* [WHAT IS NEEDED]:
Copy each line with the word "RIMS" in it.

Collected data:
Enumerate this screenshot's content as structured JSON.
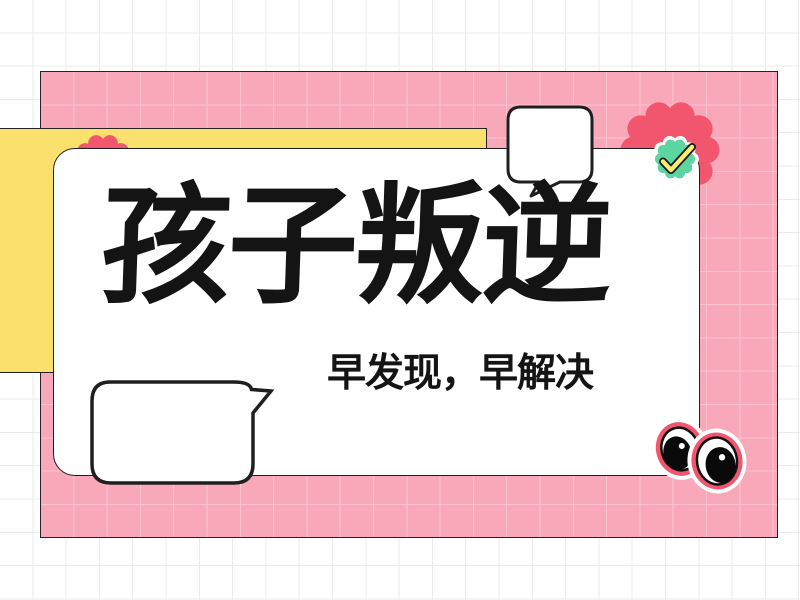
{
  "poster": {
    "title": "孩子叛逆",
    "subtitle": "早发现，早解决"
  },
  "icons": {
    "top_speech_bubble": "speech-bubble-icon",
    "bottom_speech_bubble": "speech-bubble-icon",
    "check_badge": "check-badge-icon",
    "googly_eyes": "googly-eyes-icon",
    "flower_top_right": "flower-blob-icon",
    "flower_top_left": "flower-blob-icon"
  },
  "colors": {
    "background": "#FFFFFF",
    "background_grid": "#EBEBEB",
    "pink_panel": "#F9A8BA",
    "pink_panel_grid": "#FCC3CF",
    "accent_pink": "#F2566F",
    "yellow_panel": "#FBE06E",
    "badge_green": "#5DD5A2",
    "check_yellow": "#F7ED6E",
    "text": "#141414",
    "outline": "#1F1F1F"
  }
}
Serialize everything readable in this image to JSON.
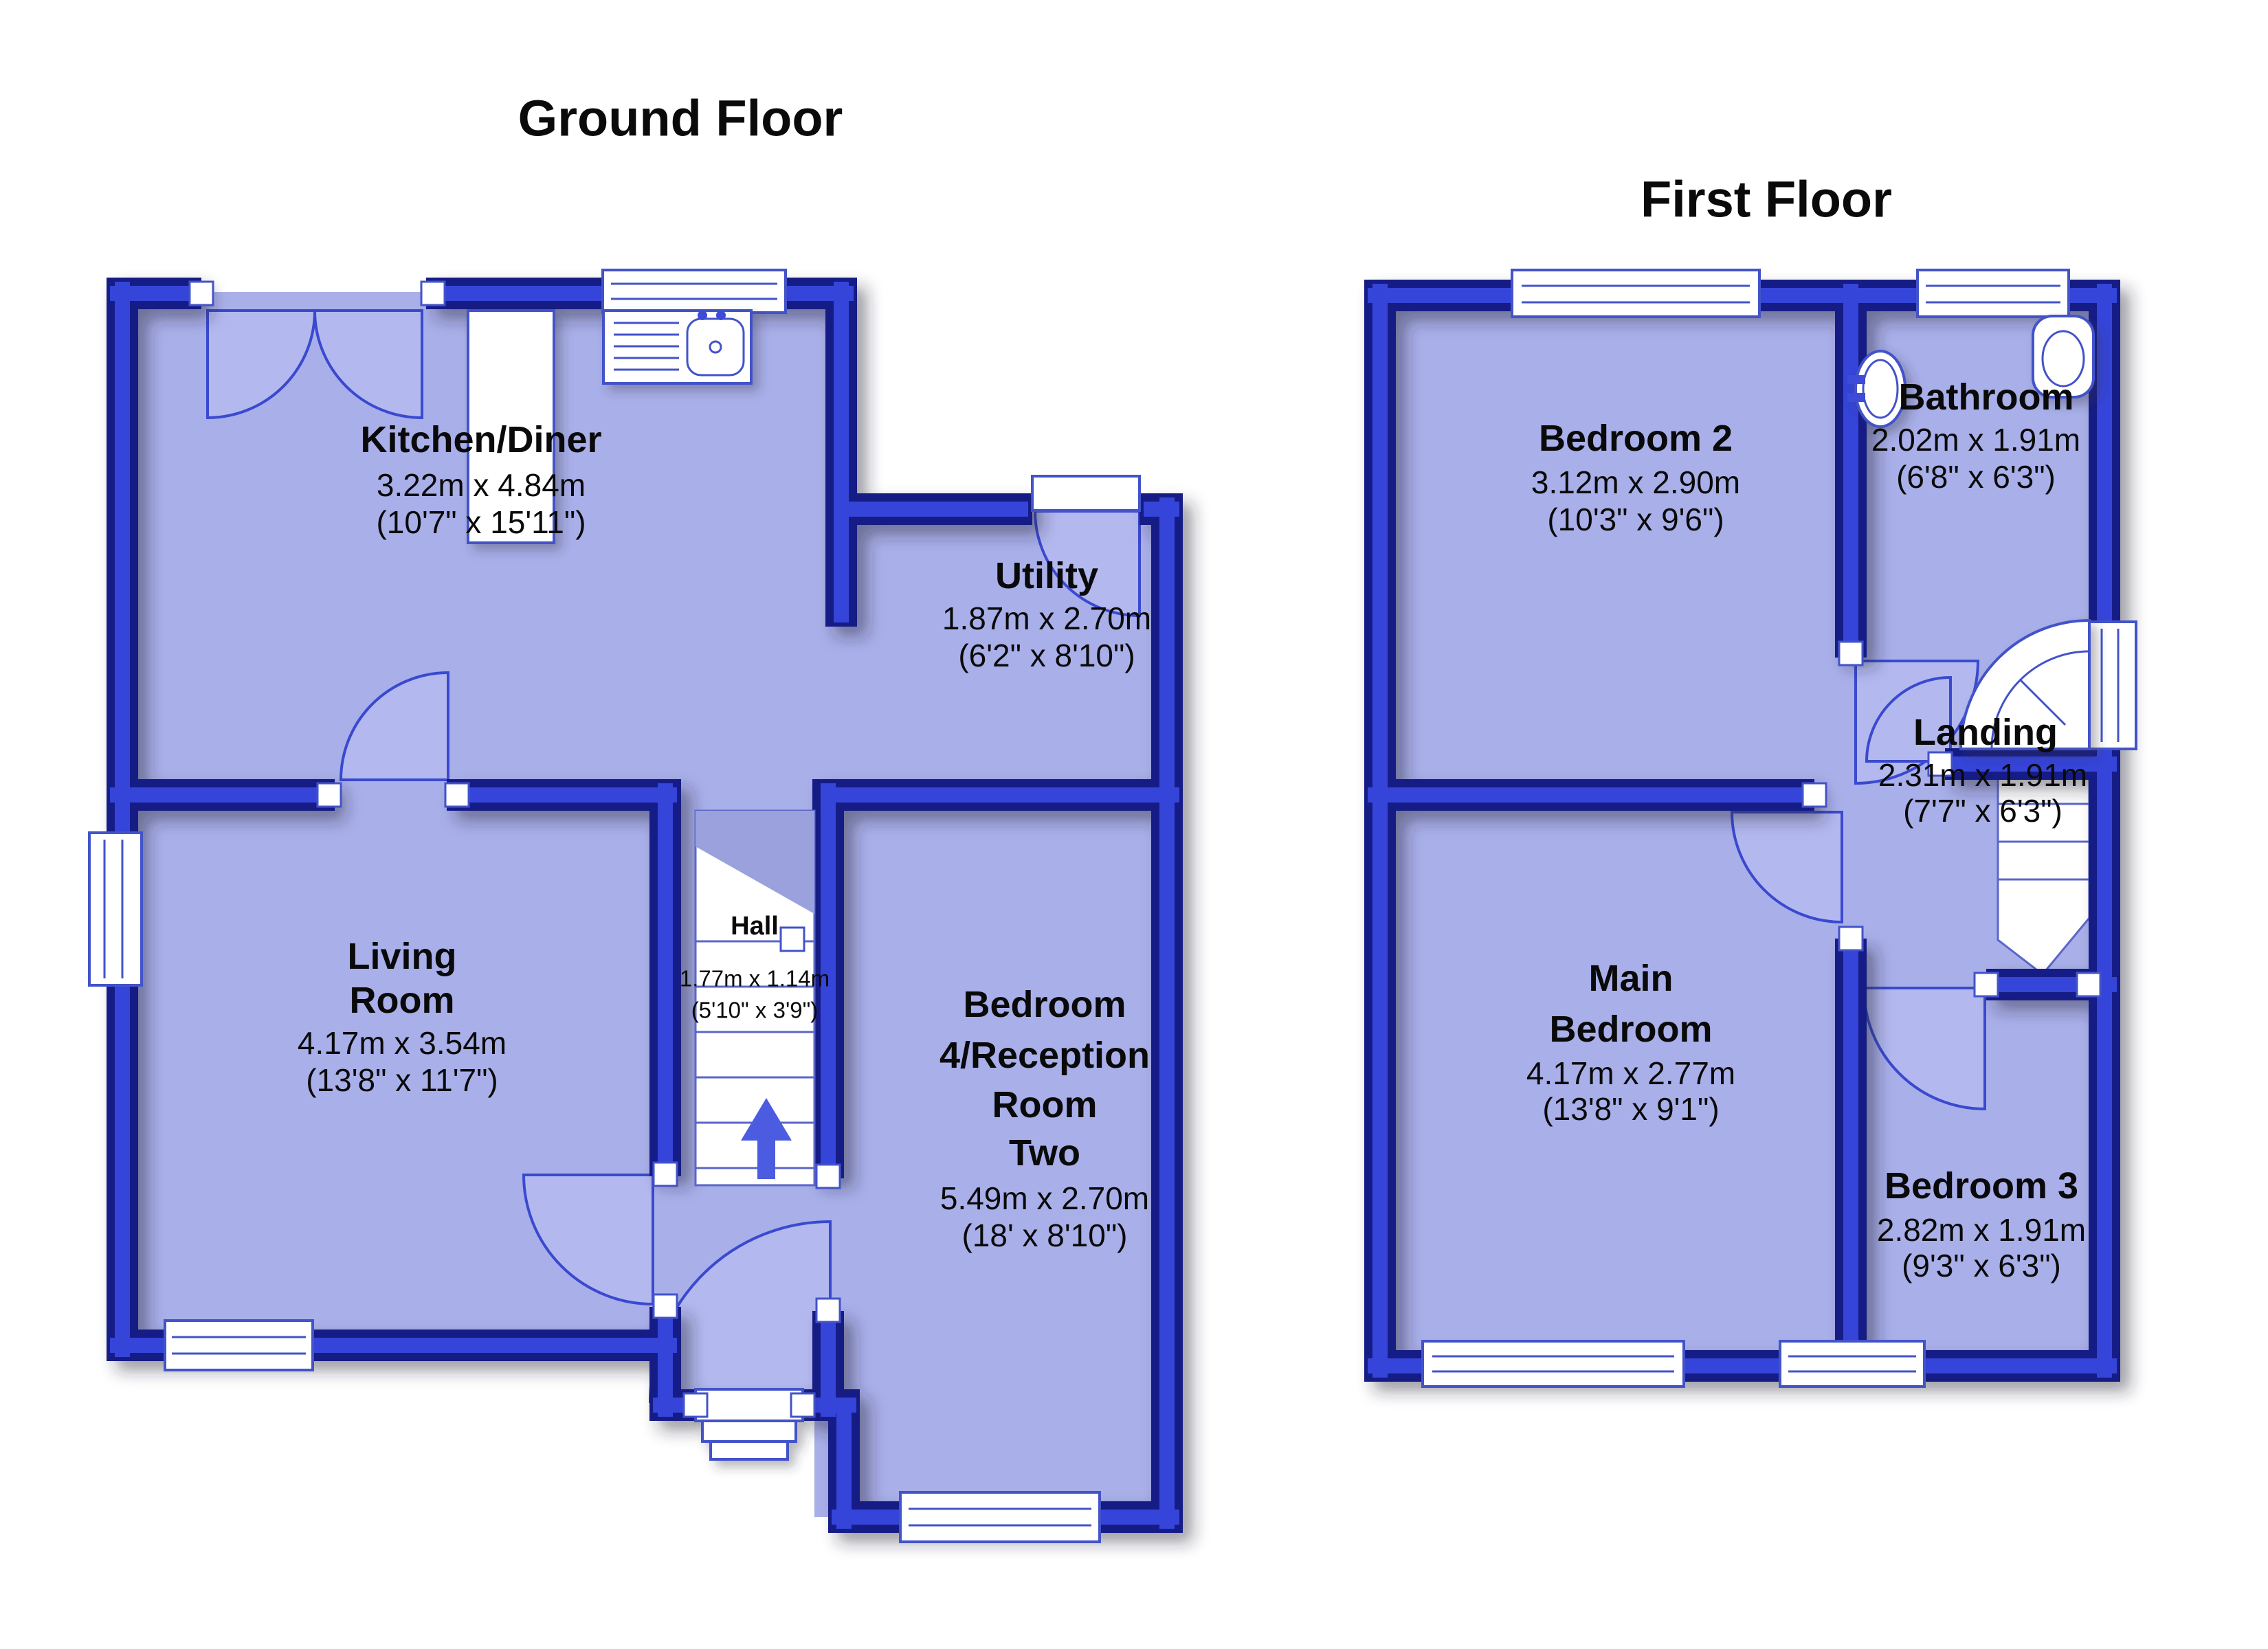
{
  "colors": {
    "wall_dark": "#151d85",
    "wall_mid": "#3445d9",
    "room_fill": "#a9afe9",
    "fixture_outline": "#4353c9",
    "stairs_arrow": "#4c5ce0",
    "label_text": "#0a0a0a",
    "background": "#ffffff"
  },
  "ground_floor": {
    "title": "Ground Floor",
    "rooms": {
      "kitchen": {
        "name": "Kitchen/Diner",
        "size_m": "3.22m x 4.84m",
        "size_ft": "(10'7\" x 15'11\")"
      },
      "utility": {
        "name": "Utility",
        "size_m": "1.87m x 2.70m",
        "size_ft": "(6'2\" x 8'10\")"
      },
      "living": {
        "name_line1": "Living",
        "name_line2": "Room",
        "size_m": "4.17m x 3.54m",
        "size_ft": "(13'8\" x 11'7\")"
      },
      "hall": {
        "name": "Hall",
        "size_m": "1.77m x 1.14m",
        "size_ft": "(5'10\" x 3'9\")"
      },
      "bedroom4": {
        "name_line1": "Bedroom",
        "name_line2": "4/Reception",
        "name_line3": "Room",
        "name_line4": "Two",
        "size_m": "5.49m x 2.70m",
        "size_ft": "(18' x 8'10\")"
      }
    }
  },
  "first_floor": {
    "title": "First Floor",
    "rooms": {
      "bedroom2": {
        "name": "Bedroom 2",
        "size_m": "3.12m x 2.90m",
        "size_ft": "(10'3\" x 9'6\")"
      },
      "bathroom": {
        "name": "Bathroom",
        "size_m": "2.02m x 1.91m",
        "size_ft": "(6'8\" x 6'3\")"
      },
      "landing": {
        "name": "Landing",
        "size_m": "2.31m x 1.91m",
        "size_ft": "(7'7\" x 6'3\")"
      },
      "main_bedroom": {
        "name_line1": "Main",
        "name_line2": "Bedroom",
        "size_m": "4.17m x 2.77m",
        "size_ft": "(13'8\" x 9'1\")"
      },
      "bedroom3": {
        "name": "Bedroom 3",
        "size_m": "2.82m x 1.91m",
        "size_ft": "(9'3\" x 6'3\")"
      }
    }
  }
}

* * *

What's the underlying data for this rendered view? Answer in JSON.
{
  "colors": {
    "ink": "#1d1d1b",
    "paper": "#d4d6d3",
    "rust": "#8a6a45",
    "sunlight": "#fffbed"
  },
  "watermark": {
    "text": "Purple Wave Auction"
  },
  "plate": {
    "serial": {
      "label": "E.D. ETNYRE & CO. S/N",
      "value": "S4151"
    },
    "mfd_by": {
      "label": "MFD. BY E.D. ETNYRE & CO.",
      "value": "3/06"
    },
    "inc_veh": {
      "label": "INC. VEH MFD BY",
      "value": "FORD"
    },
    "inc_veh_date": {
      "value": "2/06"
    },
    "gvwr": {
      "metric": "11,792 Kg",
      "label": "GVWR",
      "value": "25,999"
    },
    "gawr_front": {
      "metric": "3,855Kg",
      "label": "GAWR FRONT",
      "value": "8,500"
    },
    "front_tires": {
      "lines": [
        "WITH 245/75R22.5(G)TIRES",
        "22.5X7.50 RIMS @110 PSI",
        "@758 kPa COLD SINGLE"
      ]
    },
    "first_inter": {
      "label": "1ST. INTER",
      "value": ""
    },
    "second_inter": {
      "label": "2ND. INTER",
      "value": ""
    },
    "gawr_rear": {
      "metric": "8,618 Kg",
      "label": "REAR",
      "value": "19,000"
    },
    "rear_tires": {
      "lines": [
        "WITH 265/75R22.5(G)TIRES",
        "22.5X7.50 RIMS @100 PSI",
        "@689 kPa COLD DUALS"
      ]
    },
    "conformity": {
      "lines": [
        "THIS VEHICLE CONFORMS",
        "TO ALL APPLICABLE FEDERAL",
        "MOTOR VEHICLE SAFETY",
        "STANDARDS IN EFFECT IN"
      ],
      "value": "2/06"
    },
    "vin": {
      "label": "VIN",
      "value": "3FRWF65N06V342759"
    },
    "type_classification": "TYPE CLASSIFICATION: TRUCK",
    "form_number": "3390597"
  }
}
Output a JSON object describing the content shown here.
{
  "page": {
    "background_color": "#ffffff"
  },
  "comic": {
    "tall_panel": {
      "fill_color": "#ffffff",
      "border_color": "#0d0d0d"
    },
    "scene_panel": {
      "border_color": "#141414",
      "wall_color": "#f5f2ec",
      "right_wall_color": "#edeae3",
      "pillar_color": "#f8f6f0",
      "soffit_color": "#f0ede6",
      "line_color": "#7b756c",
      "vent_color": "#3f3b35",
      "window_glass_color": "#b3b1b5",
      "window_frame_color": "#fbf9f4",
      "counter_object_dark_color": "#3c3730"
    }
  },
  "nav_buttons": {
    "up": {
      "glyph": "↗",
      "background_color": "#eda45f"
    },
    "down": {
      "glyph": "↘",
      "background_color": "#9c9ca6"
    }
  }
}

* [ANSWER FOR THIS EXERCISE]:
        "22.5X7.50 RIMS @110 PSI",
        "22.5X7.50 RIMS @100 PSI",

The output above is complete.